Short task: Copy out the listing in full, exactly as written, but not its pictures.

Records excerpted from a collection
● ● ● ● ● ● ●
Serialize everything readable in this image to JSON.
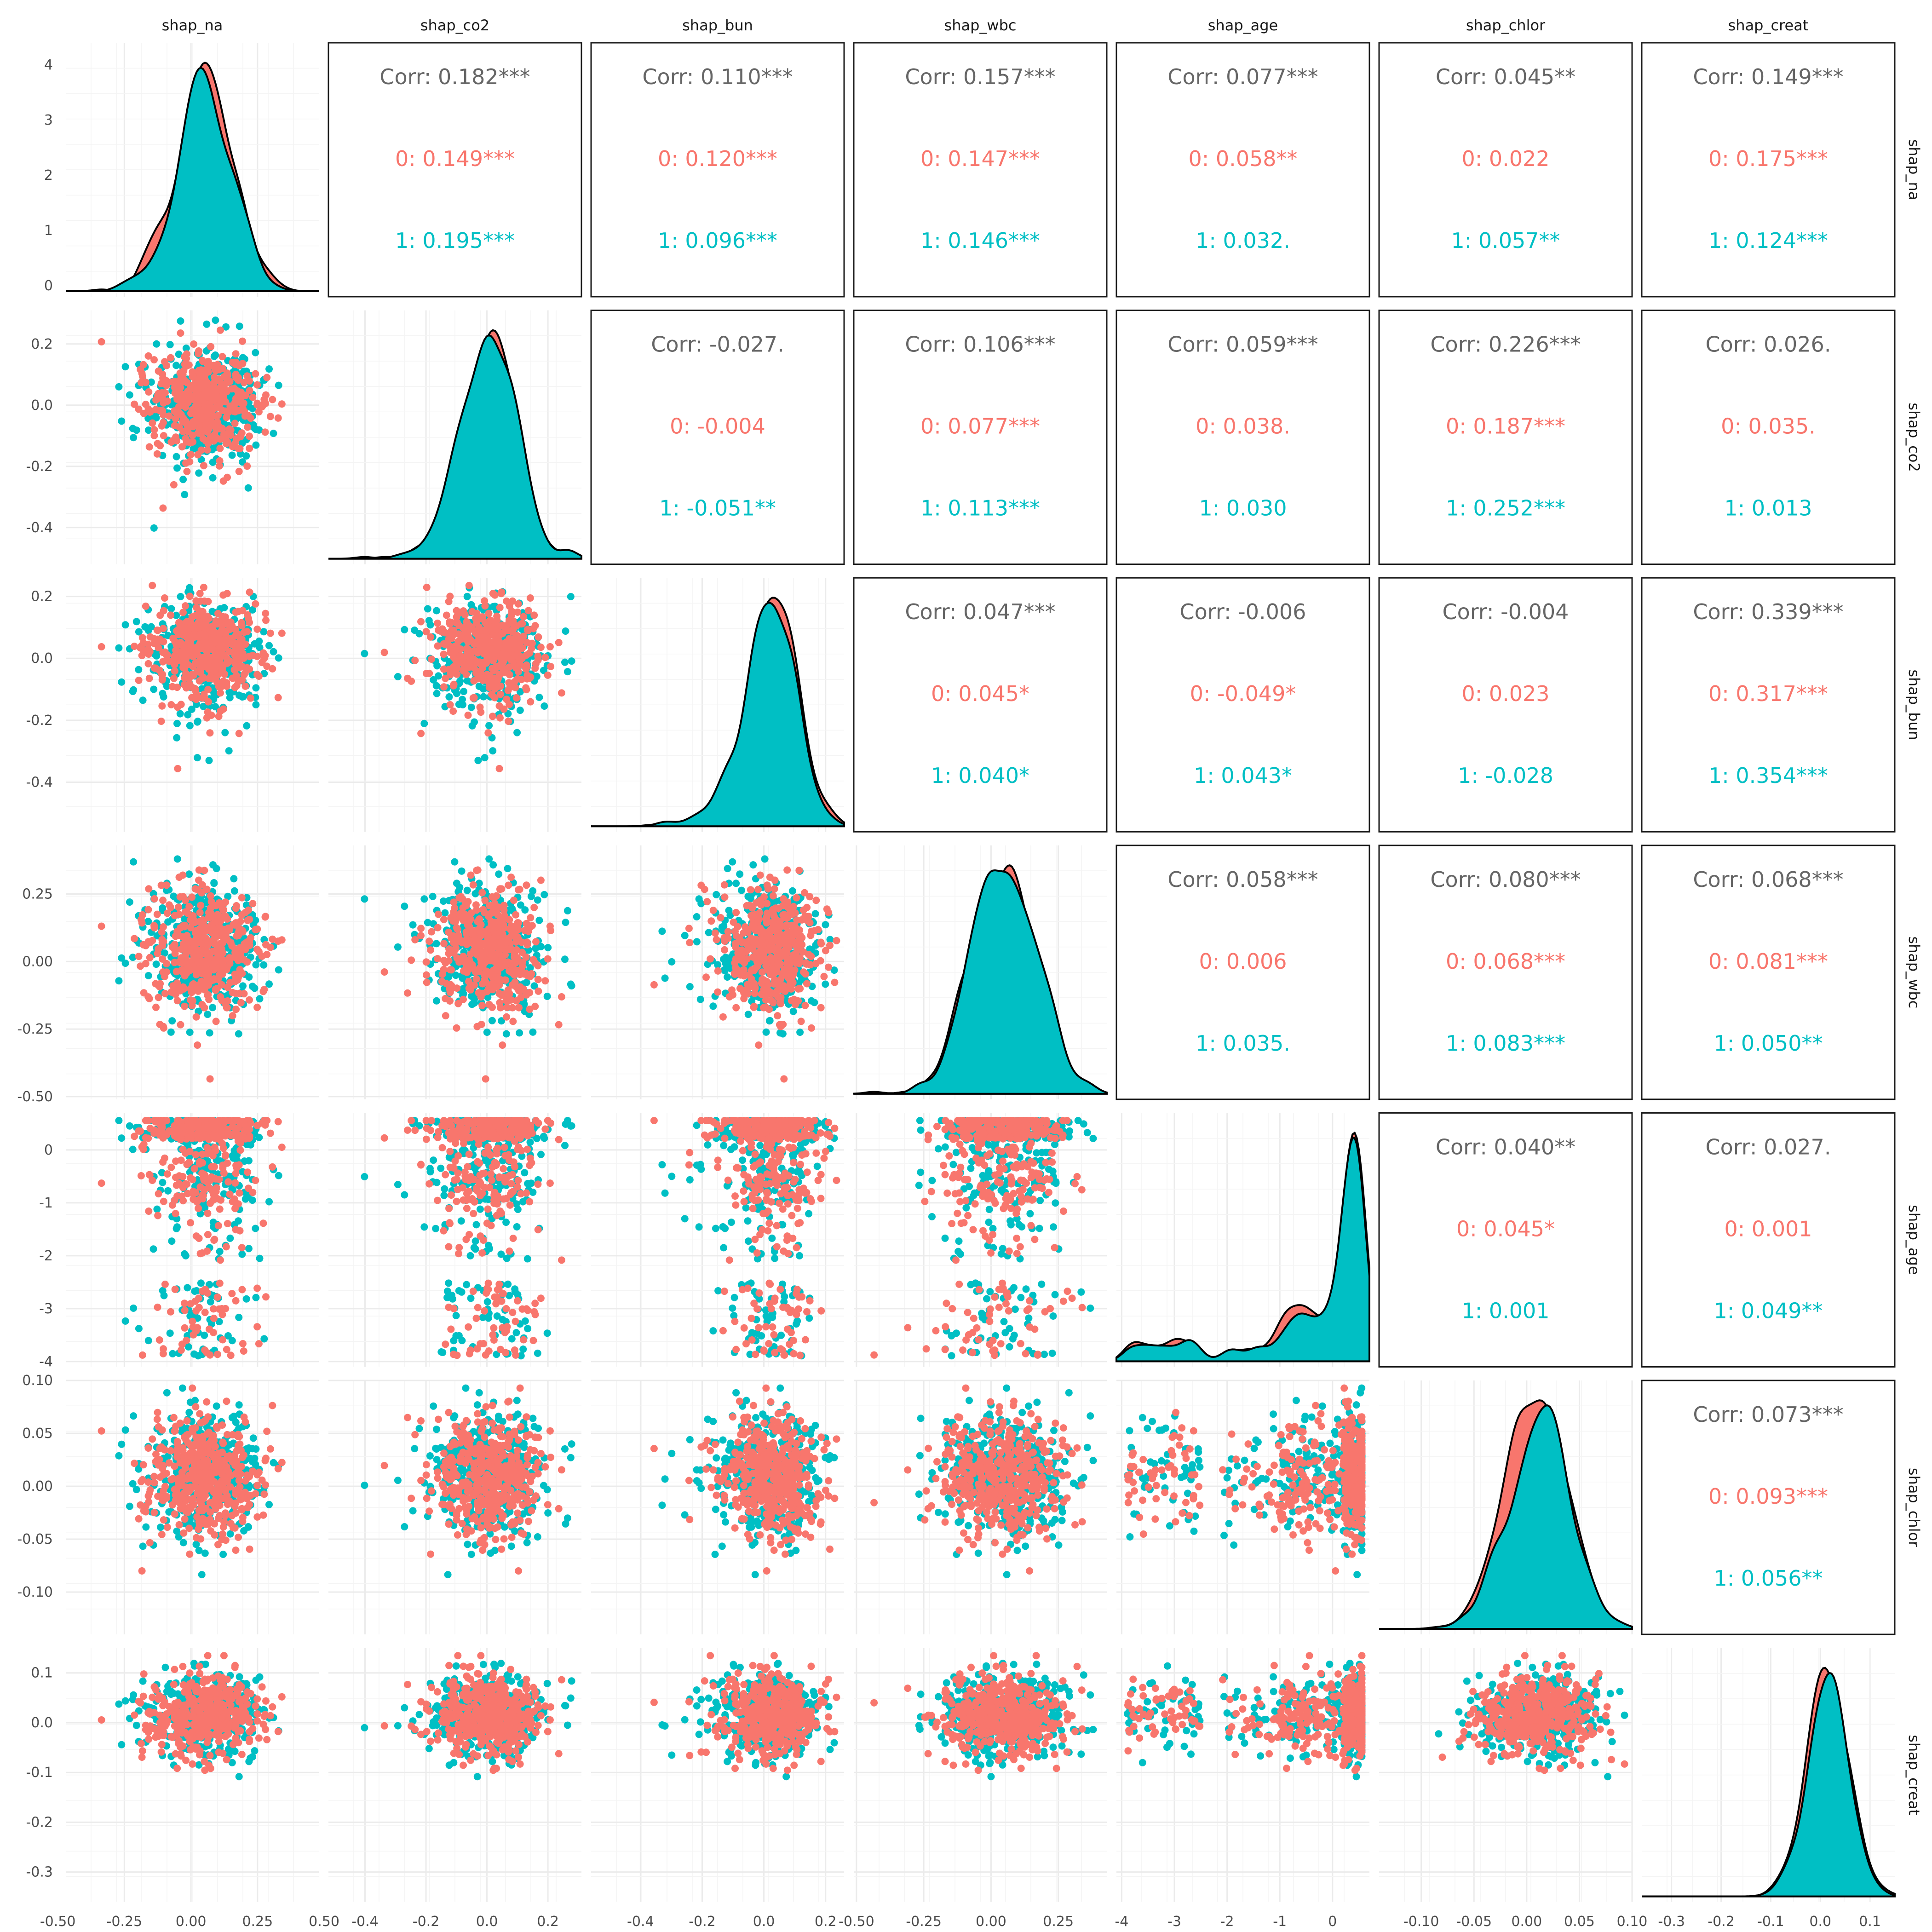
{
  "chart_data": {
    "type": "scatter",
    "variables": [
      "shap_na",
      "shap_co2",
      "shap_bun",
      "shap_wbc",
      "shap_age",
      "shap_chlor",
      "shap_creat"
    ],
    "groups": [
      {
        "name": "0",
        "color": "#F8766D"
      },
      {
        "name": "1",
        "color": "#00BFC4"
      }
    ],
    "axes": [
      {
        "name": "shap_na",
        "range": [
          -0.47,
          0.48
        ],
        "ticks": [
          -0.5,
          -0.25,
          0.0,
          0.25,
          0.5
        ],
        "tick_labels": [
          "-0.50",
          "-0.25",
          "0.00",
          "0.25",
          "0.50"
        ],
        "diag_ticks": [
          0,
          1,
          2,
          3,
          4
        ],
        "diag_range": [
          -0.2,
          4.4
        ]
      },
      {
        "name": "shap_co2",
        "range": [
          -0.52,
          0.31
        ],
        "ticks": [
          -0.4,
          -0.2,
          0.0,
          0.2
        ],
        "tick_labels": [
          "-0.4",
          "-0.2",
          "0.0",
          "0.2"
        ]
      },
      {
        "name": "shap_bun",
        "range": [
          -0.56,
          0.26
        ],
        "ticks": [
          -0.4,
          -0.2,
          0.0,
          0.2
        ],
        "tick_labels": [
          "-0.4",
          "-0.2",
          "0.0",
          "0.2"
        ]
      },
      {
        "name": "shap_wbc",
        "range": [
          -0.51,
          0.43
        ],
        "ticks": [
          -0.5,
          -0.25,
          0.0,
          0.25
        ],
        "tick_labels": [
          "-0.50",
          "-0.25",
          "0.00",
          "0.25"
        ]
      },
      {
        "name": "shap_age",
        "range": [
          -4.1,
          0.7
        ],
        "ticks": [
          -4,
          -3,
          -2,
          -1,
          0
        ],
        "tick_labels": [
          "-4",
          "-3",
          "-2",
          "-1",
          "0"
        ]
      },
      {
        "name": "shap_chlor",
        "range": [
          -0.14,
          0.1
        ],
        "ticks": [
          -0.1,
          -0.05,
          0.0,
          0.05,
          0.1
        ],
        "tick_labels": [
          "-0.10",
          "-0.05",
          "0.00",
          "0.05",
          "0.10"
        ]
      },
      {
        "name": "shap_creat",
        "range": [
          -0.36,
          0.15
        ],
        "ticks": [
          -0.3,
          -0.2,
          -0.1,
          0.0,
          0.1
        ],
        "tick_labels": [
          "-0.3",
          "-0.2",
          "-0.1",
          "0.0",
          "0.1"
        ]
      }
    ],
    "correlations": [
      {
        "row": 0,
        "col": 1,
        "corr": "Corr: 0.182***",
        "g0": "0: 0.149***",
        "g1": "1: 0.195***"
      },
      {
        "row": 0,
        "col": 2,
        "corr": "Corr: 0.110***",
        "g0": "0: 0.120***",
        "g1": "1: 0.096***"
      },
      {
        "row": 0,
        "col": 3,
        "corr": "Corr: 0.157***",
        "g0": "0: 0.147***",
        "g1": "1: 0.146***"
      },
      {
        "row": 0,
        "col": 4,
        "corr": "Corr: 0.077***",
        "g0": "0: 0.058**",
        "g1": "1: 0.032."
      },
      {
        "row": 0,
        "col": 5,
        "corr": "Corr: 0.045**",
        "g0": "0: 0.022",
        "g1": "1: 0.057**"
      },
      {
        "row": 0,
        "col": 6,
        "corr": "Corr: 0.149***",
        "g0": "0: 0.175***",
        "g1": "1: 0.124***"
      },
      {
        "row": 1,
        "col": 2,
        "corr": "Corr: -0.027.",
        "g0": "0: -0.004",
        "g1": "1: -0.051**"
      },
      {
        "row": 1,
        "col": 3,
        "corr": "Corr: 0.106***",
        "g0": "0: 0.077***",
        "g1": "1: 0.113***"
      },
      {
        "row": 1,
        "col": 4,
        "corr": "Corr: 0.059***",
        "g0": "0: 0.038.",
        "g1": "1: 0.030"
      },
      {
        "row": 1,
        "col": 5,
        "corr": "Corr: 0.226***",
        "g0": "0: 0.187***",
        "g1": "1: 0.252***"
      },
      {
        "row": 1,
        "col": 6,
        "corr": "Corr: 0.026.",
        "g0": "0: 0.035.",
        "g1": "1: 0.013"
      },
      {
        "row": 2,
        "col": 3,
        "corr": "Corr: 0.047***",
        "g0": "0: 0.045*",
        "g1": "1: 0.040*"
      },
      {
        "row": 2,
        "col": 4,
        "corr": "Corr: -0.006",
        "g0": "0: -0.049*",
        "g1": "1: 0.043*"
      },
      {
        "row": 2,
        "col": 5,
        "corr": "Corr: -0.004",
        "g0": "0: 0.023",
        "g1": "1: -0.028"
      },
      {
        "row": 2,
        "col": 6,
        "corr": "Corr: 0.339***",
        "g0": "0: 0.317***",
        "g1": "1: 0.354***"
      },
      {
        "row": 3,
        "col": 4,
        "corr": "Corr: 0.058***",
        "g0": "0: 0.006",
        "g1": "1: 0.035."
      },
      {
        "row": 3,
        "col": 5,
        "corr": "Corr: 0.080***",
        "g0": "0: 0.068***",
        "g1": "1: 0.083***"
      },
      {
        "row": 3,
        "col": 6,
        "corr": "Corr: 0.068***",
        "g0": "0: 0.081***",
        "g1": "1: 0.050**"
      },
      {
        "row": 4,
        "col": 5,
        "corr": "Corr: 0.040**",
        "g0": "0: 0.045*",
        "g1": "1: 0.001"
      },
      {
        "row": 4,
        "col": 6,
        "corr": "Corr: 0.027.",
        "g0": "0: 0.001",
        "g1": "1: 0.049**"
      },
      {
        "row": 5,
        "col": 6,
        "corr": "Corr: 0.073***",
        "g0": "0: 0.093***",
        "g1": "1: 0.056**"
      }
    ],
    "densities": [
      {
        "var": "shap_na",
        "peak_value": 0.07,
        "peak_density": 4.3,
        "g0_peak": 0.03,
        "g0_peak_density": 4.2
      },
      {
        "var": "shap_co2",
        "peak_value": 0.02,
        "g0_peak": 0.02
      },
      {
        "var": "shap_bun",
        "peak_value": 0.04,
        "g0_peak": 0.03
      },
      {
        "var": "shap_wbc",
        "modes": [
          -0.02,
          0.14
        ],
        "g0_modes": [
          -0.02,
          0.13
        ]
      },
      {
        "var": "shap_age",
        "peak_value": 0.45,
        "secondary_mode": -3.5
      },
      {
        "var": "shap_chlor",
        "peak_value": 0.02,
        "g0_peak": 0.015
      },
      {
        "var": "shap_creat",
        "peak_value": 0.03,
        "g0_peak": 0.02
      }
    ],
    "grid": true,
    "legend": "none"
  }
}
● ● ● ● ● ● ●
Answer to the exercise:
Serialize everything readable in this image to JSON.
{
  "chart_data": {
    "type": "scatter",
    "variables": [
      "shap_na",
      "shap_co2",
      "shap_bun",
      "shap_wbc",
      "shap_age",
      "shap_chlor",
      "shap_creat"
    ],
    "groups": [
      {
        "name": "0",
        "color": "#F8766D"
      },
      {
        "name": "1",
        "color": "#00BFC4"
      }
    ],
    "axes": [
      {
        "name": "shap_na",
        "range": [
          -0.47,
          0.48
        ],
        "ticks": [
          -0.5,
          -0.25,
          0.0,
          0.25,
          0.5
        ],
        "tick_labels": [
          "-0.50",
          "-0.25",
          "0.00",
          "0.25",
          "0.50"
        ],
        "diag_ticks": [
          0,
          1,
          2,
          3,
          4
        ],
        "diag_range": [
          -0.2,
          4.4
        ]
      },
      {
        "name": "shap_co2",
        "range": [
          -0.52,
          0.31
        ],
        "ticks": [
          -0.4,
          -0.2,
          0.0,
          0.2
        ],
        "tick_labels": [
          "-0.4",
          "-0.2",
          "0.0",
          "0.2"
        ]
      },
      {
        "name": "shap_bun",
        "range": [
          -0.56,
          0.26
        ],
        "ticks": [
          -0.4,
          -0.2,
          0.0,
          0.2
        ],
        "tick_labels": [
          "-0.4",
          "-0.2",
          "0.0",
          "0.2"
        ]
      },
      {
        "name": "shap_wbc",
        "range": [
          -0.51,
          0.43
        ],
        "ticks": [
          -0.5,
          -0.25,
          0.0,
          0.25
        ],
        "tick_labels": [
          "-0.50",
          "-0.25",
          "0.00",
          "0.25"
        ]
      },
      {
        "name": "shap_age",
        "range": [
          -4.1,
          0.7
        ],
        "ticks": [
          -4,
          -3,
          -2,
          -1,
          0
        ],
        "tick_labels": [
          "-4",
          "-3",
          "-2",
          "-1",
          "0"
        ]
      },
      {
        "name": "shap_chlor",
        "range": [
          -0.14,
          0.1
        ],
        "ticks": [
          -0.1,
          -0.05,
          0.0,
          0.05,
          0.1
        ],
        "tick_labels": [
          "-0.10",
          "-0.05",
          "0.00",
          "0.05",
          "0.10"
        ]
      },
      {
        "name": "shap_creat",
        "range": [
          -0.36,
          0.15
        ],
        "ticks": [
          -0.3,
          -0.2,
          -0.1,
          0.0,
          0.1
        ],
        "tick_labels": [
          "-0.3",
          "-0.2",
          "-0.1",
          "0.0",
          "0.1"
        ]
      }
    ],
    "correlations": [
      {
        "row": 0,
        "col": 1,
        "corr": "Corr: 0.182***",
        "g0": "0: 0.149***",
        "g1": "1: 0.195***"
      },
      {
        "row": 0,
        "col": 2,
        "corr": "Corr: 0.110***",
        "g0": "0: 0.120***",
        "g1": "1: 0.096***"
      },
      {
        "row": 0,
        "col": 3,
        "corr": "Corr: 0.157***",
        "g0": "0: 0.147***",
        "g1": "1: 0.146***"
      },
      {
        "row": 0,
        "col": 4,
        "corr": "Corr: 0.077***",
        "g0": "0: 0.058**",
        "g1": "1: 0.032."
      },
      {
        "row": 0,
        "col": 5,
        "corr": "Corr: 0.045**",
        "g0": "0: 0.022",
        "g1": "1: 0.057**"
      },
      {
        "row": 0,
        "col": 6,
        "corr": "Corr: 0.149***",
        "g0": "0: 0.175***",
        "g1": "1: 0.124***"
      },
      {
        "row": 1,
        "col": 2,
        "corr": "Corr: -0.027.",
        "g0": "0: -0.004",
        "g1": "1: -0.051**"
      },
      {
        "row": 1,
        "col": 3,
        "corr": "Corr: 0.106***",
        "g0": "0: 0.077***",
        "g1": "1: 0.113***"
      },
      {
        "row": 1,
        "col": 4,
        "corr": "Corr: 0.059***",
        "g0": "0: 0.038.",
        "g1": "1: 0.030"
      },
      {
        "row": 1,
        "col": 5,
        "corr": "Corr: 0.226***",
        "g0": "0: 0.187***",
        "g1": "1: 0.252***"
      },
      {
        "row": 1,
        "col": 6,
        "corr": "Corr: 0.026.",
        "g0": "0: 0.035.",
        "g1": "1: 0.013"
      },
      {
        "row": 2,
        "col": 3,
        "corr": "Corr: 0.047***",
        "g0": "0: 0.045*",
        "g1": "1: 0.040*"
      },
      {
        "row": 2,
        "col": 4,
        "corr": "Corr: -0.006",
        "g0": "0: -0.049*",
        "g1": "1: 0.043*"
      },
      {
        "row": 2,
        "col": 5,
        "corr": "Corr: -0.004",
        "g0": "0: 0.023",
        "g1": "1: -0.028"
      },
      {
        "row": 2,
        "col": 6,
        "corr": "Corr: 0.339***",
        "g0": "0: 0.317***",
        "g1": "1: 0.354***"
      },
      {
        "row": 3,
        "col": 4,
        "corr": "Corr: 0.058***",
        "g0": "0: 0.006",
        "g1": "1: 0.035."
      },
      {
        "row": 3,
        "col": 5,
        "corr": "Corr: 0.080***",
        "g0": "0: 0.068***",
        "g1": "1: 0.083***"
      },
      {
        "row": 3,
        "col": 6,
        "corr": "Corr: 0.068***",
        "g0": "0: 0.081***",
        "g1": "1: 0.050**"
      },
      {
        "row": 4,
        "col": 5,
        "corr": "Corr: 0.040**",
        "g0": "0: 0.045*",
        "g1": "1: 0.001"
      },
      {
        "row": 4,
        "col": 6,
        "corr": "Corr: 0.027.",
        "g0": "0: 0.001",
        "g1": "1: 0.049**"
      },
      {
        "row": 5,
        "col": 6,
        "corr": "Corr: 0.073***",
        "g0": "0: 0.093***",
        "g1": "1: 0.056**"
      }
    ],
    "densities": [
      {
        "var": "shap_na",
        "peak_value": 0.07,
        "peak_density": 4.3,
        "g0_peak": 0.03,
        "g0_peak_density": 4.2
      },
      {
        "var": "shap_co2",
        "peak_value": 0.02,
        "g0_peak": 0.02
      },
      {
        "var": "shap_bun",
        "peak_value": 0.04,
        "g0_peak": 0.03
      },
      {
        "var": "shap_wbc",
        "modes": [
          -0.02,
          0.14
        ],
        "g0_modes": [
          -0.02,
          0.13
        ]
      },
      {
        "var": "shap_age",
        "peak_value": 0.45,
        "secondary_mode": -3.5
      },
      {
        "var": "shap_chlor",
        "peak_value": 0.02,
        "g0_peak": 0.015
      },
      {
        "var": "shap_creat",
        "peak_value": 0.03,
        "g0_peak": 0.02
      }
    ],
    "grid": true,
    "legend": "none"
  }
}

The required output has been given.